_任务说明_. 把下面所有含有字符串“FancyBboxPatch”的行都摘出来，逐行照抄。匹配时区分大小写。

_数据行_.
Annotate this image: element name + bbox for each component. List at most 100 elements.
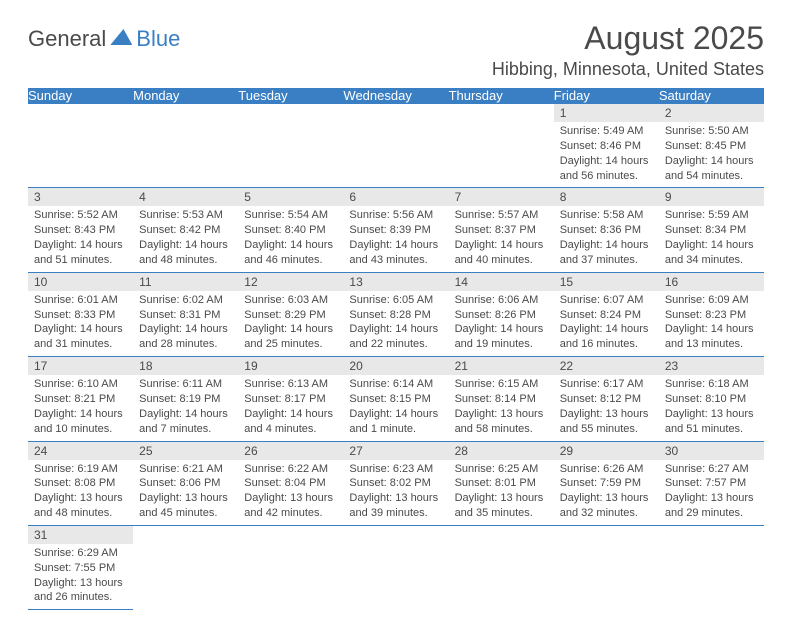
daylight-text-1: Daylight: 14 hours bbox=[665, 154, 758, 169]
sunset-text: Sunset: 8:17 PM bbox=[244, 392, 337, 407]
daylight-text-2: and 32 minutes. bbox=[560, 506, 653, 521]
daylight-text-2: and 31 minutes. bbox=[34, 337, 127, 352]
daylight-text-2: and 35 minutes. bbox=[455, 506, 548, 521]
sunset-text: Sunset: 8:40 PM bbox=[244, 223, 337, 238]
day-number-cell: 16 bbox=[659, 272, 764, 291]
daylight-text-1: Daylight: 13 hours bbox=[244, 491, 337, 506]
day-data-cell: Sunrise: 6:27 AMSunset: 7:57 PMDaylight:… bbox=[659, 460, 764, 526]
day-number-cell: 25 bbox=[133, 441, 238, 460]
sunset-text: Sunset: 8:45 PM bbox=[665, 139, 758, 154]
sunrise-text: Sunrise: 6:11 AM bbox=[139, 377, 232, 392]
sunset-text: Sunset: 8:10 PM bbox=[665, 392, 758, 407]
day-number-row: 3456789 bbox=[28, 188, 764, 207]
month-title: August 2025 bbox=[492, 20, 764, 57]
sunrise-text: Sunrise: 5:59 AM bbox=[665, 208, 758, 223]
daylight-text-1: Daylight: 14 hours bbox=[665, 322, 758, 337]
daylight-text-2: and 51 minutes. bbox=[665, 422, 758, 437]
day-number-cell: 2 bbox=[659, 104, 764, 123]
sunrise-text: Sunrise: 6:19 AM bbox=[34, 462, 127, 477]
day-number-row: 31 bbox=[28, 525, 764, 544]
daylight-text-2: and 29 minutes. bbox=[665, 506, 758, 521]
sunrise-text: Sunrise: 5:58 AM bbox=[560, 208, 653, 223]
day-data-cell: Sunrise: 6:02 AMSunset: 8:31 PMDaylight:… bbox=[133, 291, 238, 357]
day-data-cell: Sunrise: 6:22 AMSunset: 8:04 PMDaylight:… bbox=[238, 460, 343, 526]
daylight-text-1: Daylight: 13 hours bbox=[349, 491, 442, 506]
sunset-text: Sunset: 8:21 PM bbox=[34, 392, 127, 407]
sunrise-text: Sunrise: 6:15 AM bbox=[455, 377, 548, 392]
daylight-text-2: and 37 minutes. bbox=[560, 253, 653, 268]
location: Hibbing, Minnesota, United States bbox=[492, 59, 764, 80]
daylight-text-1: Daylight: 13 hours bbox=[455, 491, 548, 506]
day-number-row: 10111213141516 bbox=[28, 272, 764, 291]
sunrise-text: Sunrise: 6:10 AM bbox=[34, 377, 127, 392]
sunrise-text: Sunrise: 6:18 AM bbox=[665, 377, 758, 392]
sunrise-text: Sunrise: 6:27 AM bbox=[665, 462, 758, 477]
sunrise-text: Sunrise: 6:05 AM bbox=[349, 293, 442, 308]
day-data-row: Sunrise: 6:10 AMSunset: 8:21 PM Daylight:… bbox=[28, 375, 764, 441]
daylight-text-1: Daylight: 14 hours bbox=[34, 238, 127, 253]
day-number-cell: 19 bbox=[238, 357, 343, 376]
sunrise-text: Sunrise: 5:52 AM bbox=[34, 208, 127, 223]
daylight-text-2: and 48 minutes. bbox=[34, 506, 127, 521]
daylight-text-1: Daylight: 14 hours bbox=[34, 322, 127, 337]
day-data-cell bbox=[343, 122, 448, 188]
sunset-text: Sunset: 7:55 PM bbox=[34, 561, 127, 576]
daylight-text-1: Daylight: 14 hours bbox=[349, 322, 442, 337]
daylight-text-1: Daylight: 14 hours bbox=[244, 238, 337, 253]
daylight-text-1: Daylight: 14 hours bbox=[349, 407, 442, 422]
daylight-text-2: and 39 minutes. bbox=[349, 506, 442, 521]
day-number-cell: 9 bbox=[659, 188, 764, 207]
sunrise-text: Sunrise: 6:01 AM bbox=[34, 293, 127, 308]
day-data-cell bbox=[28, 122, 133, 188]
day-data-cell: Sunrise: 5:52 AMSunset: 8:43 PMDaylight:… bbox=[28, 206, 133, 272]
sunset-text: Sunset: 7:59 PM bbox=[560, 476, 653, 491]
day-number-cell bbox=[133, 525, 238, 544]
daylight-text-2: and 46 minutes. bbox=[244, 253, 337, 268]
daylight-text-1: Daylight: 14 hours bbox=[560, 238, 653, 253]
logo: General Blue bbox=[28, 26, 180, 52]
day-data-cell bbox=[449, 122, 554, 188]
sunrise-text: Sunrise: 5:53 AM bbox=[139, 208, 232, 223]
day-header: Sunday bbox=[28, 88, 133, 104]
sunrise-text: Sunrise: 6:02 AM bbox=[139, 293, 232, 308]
day-number-cell: 21 bbox=[449, 357, 554, 376]
daylight-text-1: Daylight: 14 hours bbox=[560, 322, 653, 337]
day-data-cell: Sunrise: 6:07 AMSunset: 8:24 PMDaylight:… bbox=[554, 291, 659, 357]
day-data-row: Sunrise: 5:49 AMSunset: 8:46 PMDaylight:… bbox=[28, 122, 764, 188]
sunset-text: Sunset: 8:15 PM bbox=[349, 392, 442, 407]
day-number-cell: 7 bbox=[449, 188, 554, 207]
day-data-row: Sunrise: 5:52 AMSunset: 8:43 PMDaylight:… bbox=[28, 206, 764, 272]
daylight-text-1: Daylight: 14 hours bbox=[139, 407, 232, 422]
daylight-text-1: Daylight: 13 hours bbox=[34, 576, 127, 591]
sunrise-text: Sunrise: 6:06 AM bbox=[455, 293, 548, 308]
day-number-cell: 29 bbox=[554, 441, 659, 460]
sunrise-text: Sunrise: 6:17 AM bbox=[560, 377, 653, 392]
sunset-text: Sunset: 8:37 PM bbox=[455, 223, 548, 238]
sunset-text: Sunset: 8:46 PM bbox=[560, 139, 653, 154]
day-number-cell: 20 bbox=[343, 357, 448, 376]
day-number-cell: 17 bbox=[28, 357, 133, 376]
daylight-text-2: and 58 minutes. bbox=[455, 422, 548, 437]
sunset-text: Sunset: 8:08 PM bbox=[34, 476, 127, 491]
daylight-text-1: Daylight: 14 hours bbox=[244, 322, 337, 337]
day-header: Thursday bbox=[449, 88, 554, 104]
sunset-text: Sunset: 8:06 PM bbox=[139, 476, 232, 491]
daylight-text-1: Daylight: 13 hours bbox=[665, 407, 758, 422]
day-data-row: Sunrise: 6:19 AMSunset: 8:08 PM Daylight:… bbox=[28, 460, 764, 526]
sunrise-text: Sunrise: 5:56 AM bbox=[349, 208, 442, 223]
day-number-cell: 24 bbox=[28, 441, 133, 460]
sunset-text: Sunset: 8:26 PM bbox=[455, 308, 548, 323]
daylight-text-2: and 13 minutes. bbox=[665, 337, 758, 352]
daylight-text-2: and 34 minutes. bbox=[665, 253, 758, 268]
day-data-cell: Sunrise: 6:17 AMSunset: 8:12 PMDaylight:… bbox=[554, 375, 659, 441]
day-number-cell bbox=[659, 525, 764, 544]
day-number-row: 17181920212223 bbox=[28, 357, 764, 376]
day-number-cell bbox=[238, 104, 343, 123]
sunset-text: Sunset: 8:33 PM bbox=[34, 308, 127, 323]
daylight-text-2: and 7 minutes. bbox=[139, 422, 232, 437]
day-data-cell: Sunrise: 6:15 AMSunset: 8:14 PMDaylight:… bbox=[449, 375, 554, 441]
day-number-cell: 14 bbox=[449, 272, 554, 291]
daylight-text-2: and 25 minutes. bbox=[244, 337, 337, 352]
day-header: Saturday bbox=[659, 88, 764, 104]
sunset-text: Sunset: 8:28 PM bbox=[349, 308, 442, 323]
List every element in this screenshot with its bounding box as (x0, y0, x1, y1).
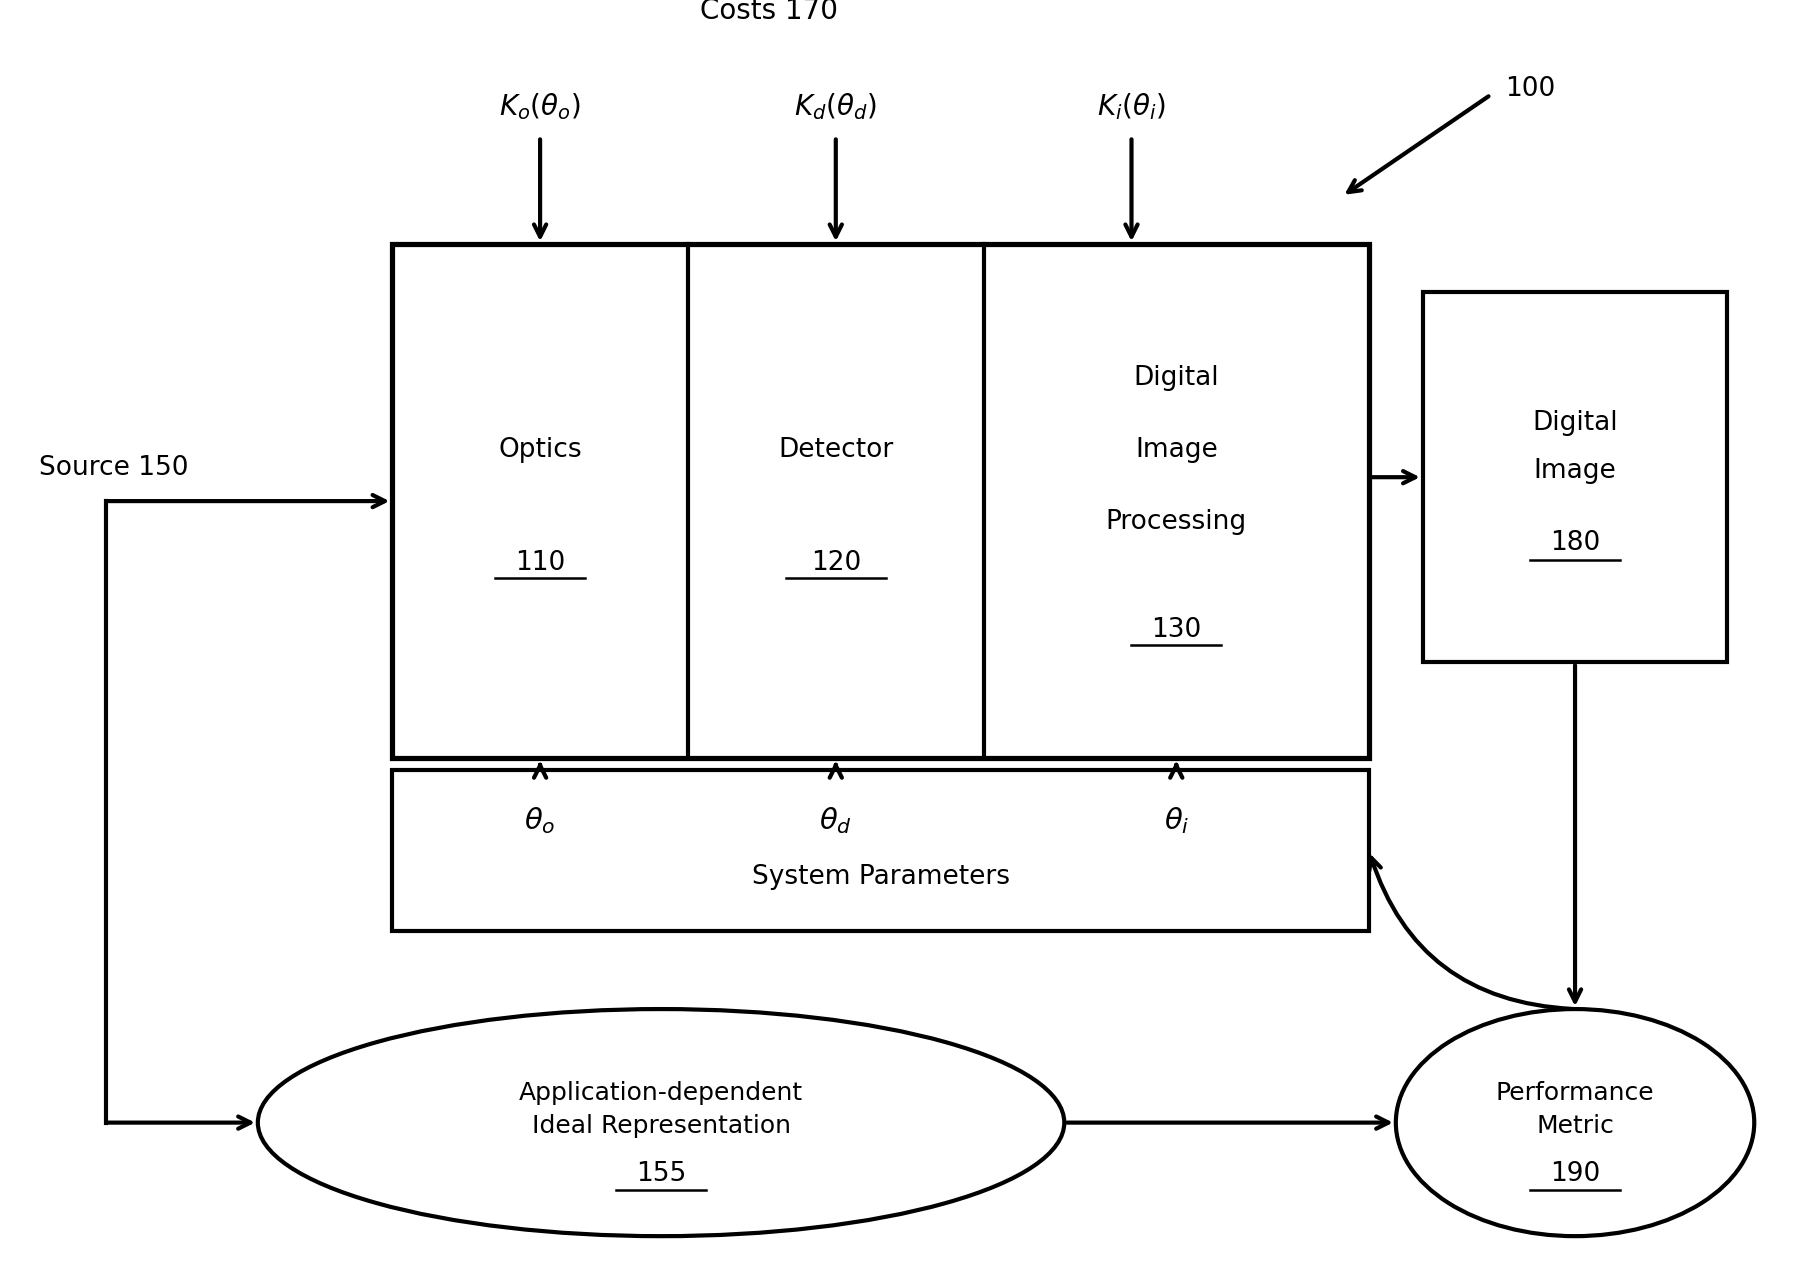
FancyBboxPatch shape (392, 245, 1368, 758)
Text: 100: 100 (1504, 76, 1554, 101)
Text: 120: 120 (810, 550, 861, 575)
Ellipse shape (1395, 1009, 1753, 1237)
Text: $\theta_i$: $\theta_i$ (1162, 806, 1188, 836)
Text: System Parameters: System Parameters (751, 864, 1009, 889)
Text: Image: Image (1532, 459, 1615, 484)
Text: $\theta_o$: $\theta_o$ (523, 806, 556, 836)
Text: Ideal Representation: Ideal Representation (531, 1114, 791, 1138)
Text: 130: 130 (1150, 617, 1200, 642)
Text: Performance: Performance (1495, 1081, 1653, 1105)
Text: Application-dependent: Application-dependent (518, 1081, 803, 1105)
Text: 110: 110 (514, 550, 565, 575)
Text: $\theta_d$: $\theta_d$ (819, 806, 852, 836)
Text: $K_o(\theta_o)$: $K_o(\theta_o)$ (498, 91, 581, 122)
Text: 180: 180 (1549, 530, 1599, 556)
Text: Costs 170: Costs 170 (699, 0, 838, 25)
Text: Digital: Digital (1134, 365, 1218, 390)
Text: Metric: Metric (1536, 1114, 1614, 1138)
Ellipse shape (258, 1009, 1063, 1237)
Text: 155: 155 (635, 1161, 686, 1187)
FancyBboxPatch shape (392, 770, 1368, 931)
FancyBboxPatch shape (1422, 291, 1726, 663)
Text: 190: 190 (1549, 1161, 1599, 1187)
Text: Optics: Optics (498, 437, 581, 462)
Text: $K_d(\theta_d)$: $K_d(\theta_d)$ (794, 91, 877, 122)
Text: Processing: Processing (1105, 508, 1245, 535)
Text: Detector: Detector (778, 437, 893, 462)
Text: $K_i(\theta_i)$: $K_i(\theta_i)$ (1096, 91, 1166, 122)
Text: Source 150: Source 150 (40, 455, 188, 480)
Text: Digital: Digital (1531, 411, 1617, 436)
Text: Image: Image (1134, 437, 1217, 462)
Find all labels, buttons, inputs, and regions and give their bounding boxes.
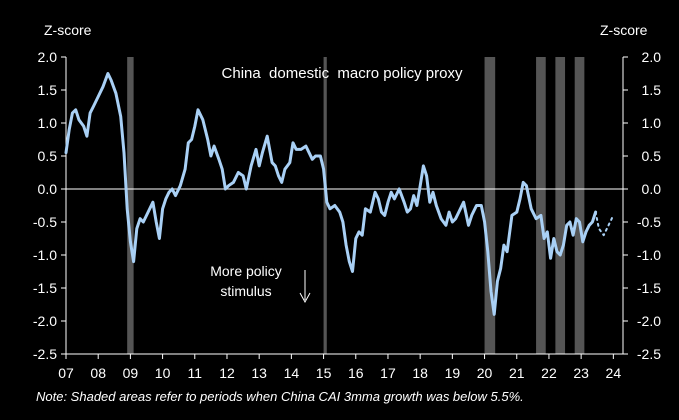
x-tick-label-13: 20 bbox=[477, 365, 493, 381]
shaded-period-3 bbox=[536, 57, 546, 354]
annotation-stimulus: stimulus bbox=[220, 283, 271, 299]
y-tick-label-right-4: 0.0 bbox=[642, 181, 662, 197]
x-tick-label-6: 13 bbox=[251, 365, 267, 381]
shaded-period-5 bbox=[574, 57, 585, 354]
x-tick-label-7: 14 bbox=[284, 365, 300, 381]
x-tick-label-4: 11 bbox=[188, 365, 203, 381]
x-tick-label-10: 17 bbox=[380, 365, 396, 381]
x-tick-label-11: 18 bbox=[412, 365, 428, 381]
y-tick-label-left-2: 1.0 bbox=[38, 115, 58, 131]
y-axis-label-left: Z-score bbox=[44, 22, 92, 38]
y-tick-label-right-0: 2.0 bbox=[642, 49, 662, 65]
x-tick-label-1: 08 bbox=[90, 365, 106, 381]
shaded-period-0 bbox=[127, 57, 134, 354]
y-tick-label-right-9: -2.5 bbox=[637, 346, 661, 362]
x-tick-label-9: 16 bbox=[348, 365, 364, 381]
y-tick-label-left-0: 2.0 bbox=[38, 49, 58, 65]
x-tick-label-15: 22 bbox=[541, 365, 557, 381]
chart-title: China domestic macro policy proxy bbox=[222, 65, 463, 82]
x-tick-label-2: 09 bbox=[123, 365, 139, 381]
y-tick-label-left-1: 1.5 bbox=[38, 82, 58, 98]
y-tick-label-right-7: -1.5 bbox=[637, 280, 661, 296]
x-tick-label-0: 07 bbox=[58, 365, 74, 381]
annotation-more-policy: More policy bbox=[210, 263, 282, 279]
x-tick-label-16: 23 bbox=[573, 365, 589, 381]
series-line-projection bbox=[594, 211, 615, 237]
x-tick-label-17: 24 bbox=[606, 365, 622, 381]
x-tick-label-14: 21 bbox=[509, 365, 525, 381]
y-tick-label-left-9: -2.5 bbox=[33, 346, 57, 362]
y-tick-label-right-6: -1.0 bbox=[637, 247, 661, 263]
shaded-period-2 bbox=[484, 57, 496, 354]
y-axis-label-right: Z-score bbox=[600, 22, 648, 38]
down-arrow-icon bbox=[299, 270, 311, 304]
y-tick-label-left-8: -2.0 bbox=[33, 313, 57, 329]
shaded-period-1 bbox=[323, 57, 327, 354]
y-tick-label-right-1: 1.5 bbox=[642, 82, 662, 98]
y-tick-label-left-5: -0.5 bbox=[33, 214, 57, 230]
y-tick-label-right-5: -0.5 bbox=[637, 214, 661, 230]
x-tick-label-12: 19 bbox=[445, 365, 461, 381]
y-tick-label-right-3: 0.5 bbox=[642, 148, 662, 164]
y-tick-label-left-3: 0.5 bbox=[38, 148, 58, 164]
x-tick-label-8: 15 bbox=[316, 365, 332, 381]
series-line bbox=[64, 72, 598, 316]
y-tick-label-right-8: -2.0 bbox=[637, 313, 661, 329]
x-tick-label-3: 10 bbox=[155, 365, 171, 381]
footnote: Note: Shaded areas refer to periods when… bbox=[36, 389, 524, 404]
x-tick-label-5: 12 bbox=[219, 365, 235, 381]
y-tick-label-left-6: -1.0 bbox=[33, 247, 57, 263]
shaded-period-4 bbox=[555, 57, 566, 354]
y-tick-label-left-7: -1.5 bbox=[33, 280, 57, 296]
y-tick-label-left-4: 0.0 bbox=[38, 181, 58, 197]
y-tick-label-right-2: 1.0 bbox=[642, 115, 662, 131]
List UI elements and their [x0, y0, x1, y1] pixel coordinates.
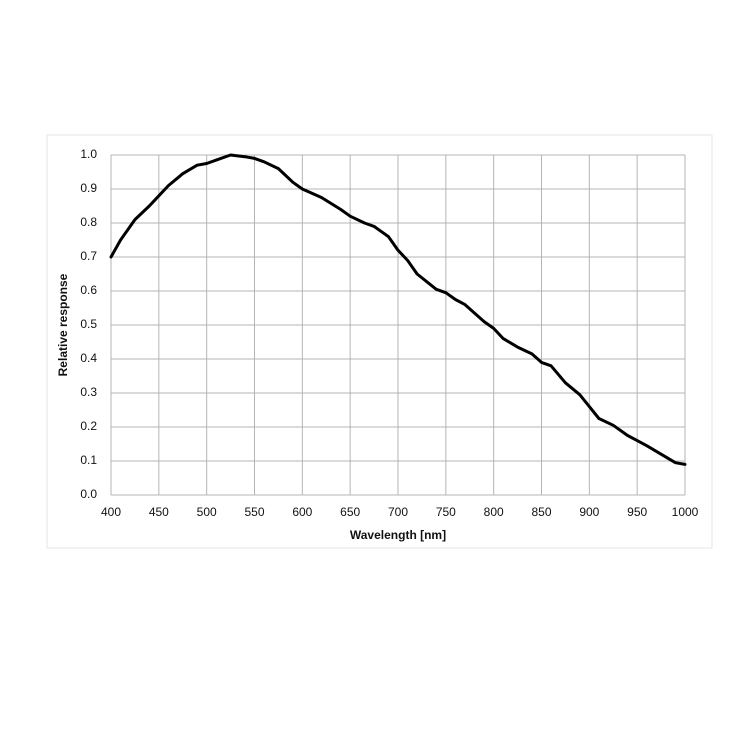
- x-tick-label: 800: [484, 505, 504, 519]
- y-tick-label: 0.2: [80, 419, 97, 433]
- x-tick-label: 1000: [672, 505, 699, 519]
- x-tick-label: 750: [436, 505, 456, 519]
- x-tick-label: 950: [627, 505, 647, 519]
- y-tick-label: 0.0: [80, 487, 97, 501]
- y-tick-label: 0.5: [80, 317, 97, 331]
- x-tick-label: 450: [149, 505, 169, 519]
- y-tick-label: 0.1: [80, 453, 97, 467]
- y-tick-label: 0.9: [80, 181, 97, 195]
- x-tick-label: 850: [531, 505, 551, 519]
- x-tick-label: 900: [579, 505, 599, 519]
- y-tick-label: 0.6: [80, 283, 97, 297]
- y-tick-label: 0.8: [80, 215, 97, 229]
- y-tick-label: 0.4: [80, 351, 97, 365]
- y-tick-label: 1.0: [80, 147, 97, 161]
- x-tick-label: 500: [197, 505, 217, 519]
- x-tick-label: 400: [101, 505, 121, 519]
- x-tick-label: 700: [388, 505, 408, 519]
- y-tick-label: 0.3: [80, 385, 97, 399]
- chart-frame: [46, 134, 713, 549]
- x-tick-label: 550: [244, 505, 264, 519]
- y-axis-label: Relative response: [56, 273, 70, 376]
- x-tick-label: 600: [292, 505, 312, 519]
- y-tick-label: 0.7: [80, 249, 97, 263]
- response-line: [109, 153, 687, 466]
- x-axis-label: Wavelength [nm]: [350, 528, 446, 542]
- x-tick-label: 650: [340, 505, 360, 519]
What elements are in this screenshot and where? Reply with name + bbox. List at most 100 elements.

_解答_.
FancyBboxPatch shape (392, 245, 1368, 758)
FancyBboxPatch shape (392, 770, 1368, 931)
FancyBboxPatch shape (1422, 291, 1726, 663)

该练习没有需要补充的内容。